Copy the data that follows, character for character, minus the pictures.
— begin Provided data —
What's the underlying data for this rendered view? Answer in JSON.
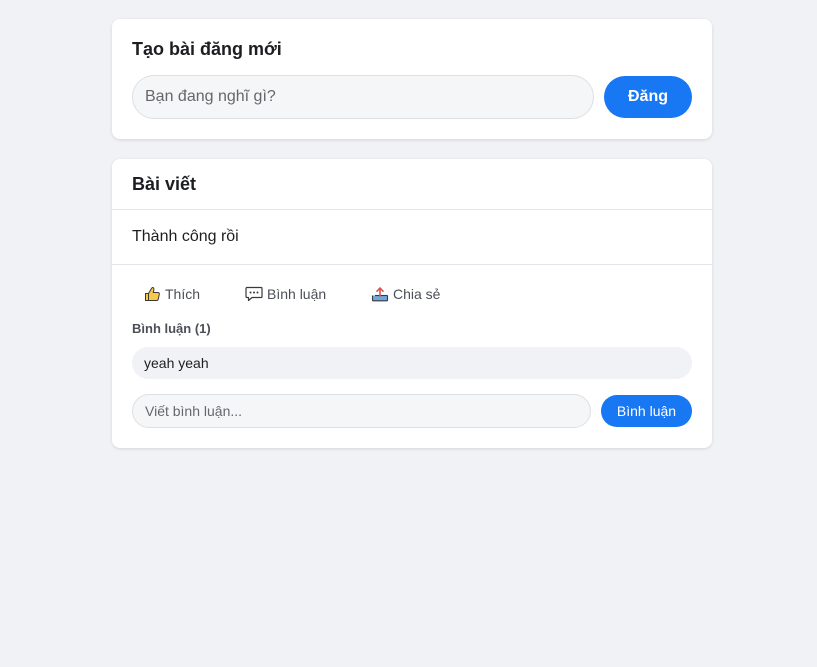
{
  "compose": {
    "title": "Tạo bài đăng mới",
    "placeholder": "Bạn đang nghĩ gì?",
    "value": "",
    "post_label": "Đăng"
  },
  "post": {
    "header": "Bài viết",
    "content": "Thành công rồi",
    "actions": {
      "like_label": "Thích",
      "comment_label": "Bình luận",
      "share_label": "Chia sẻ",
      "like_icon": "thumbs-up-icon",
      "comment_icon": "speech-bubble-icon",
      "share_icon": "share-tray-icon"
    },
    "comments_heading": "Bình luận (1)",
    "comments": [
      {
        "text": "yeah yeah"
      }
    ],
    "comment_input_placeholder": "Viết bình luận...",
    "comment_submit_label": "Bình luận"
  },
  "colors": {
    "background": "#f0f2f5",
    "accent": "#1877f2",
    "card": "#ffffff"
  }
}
— end Provided data —
Exercise answer:
What's the underlying data for this rendered view? Answer in JSON.
{
  "compose": {
    "title": "Tạo bài đăng mới",
    "placeholder": "Bạn đang nghĩ gì?",
    "value": "",
    "post_label": "Đăng"
  },
  "post": {
    "header": "Bài viết",
    "content": "Thành công rồi",
    "actions": {
      "like_label": "Thích",
      "comment_label": "Bình luận",
      "share_label": "Chia sẻ",
      "like_icon": "thumbs-up-icon",
      "comment_icon": "speech-bubble-icon",
      "share_icon": "share-tray-icon"
    },
    "comments_heading": "Bình luận (1)",
    "comments": [
      {
        "text": "yeah yeah"
      }
    ],
    "comment_input_placeholder": "Viết bình luận...",
    "comment_submit_label": "Bình luận"
  },
  "colors": {
    "background": "#f0f2f5",
    "accent": "#1877f2",
    "card": "#ffffff"
  }
}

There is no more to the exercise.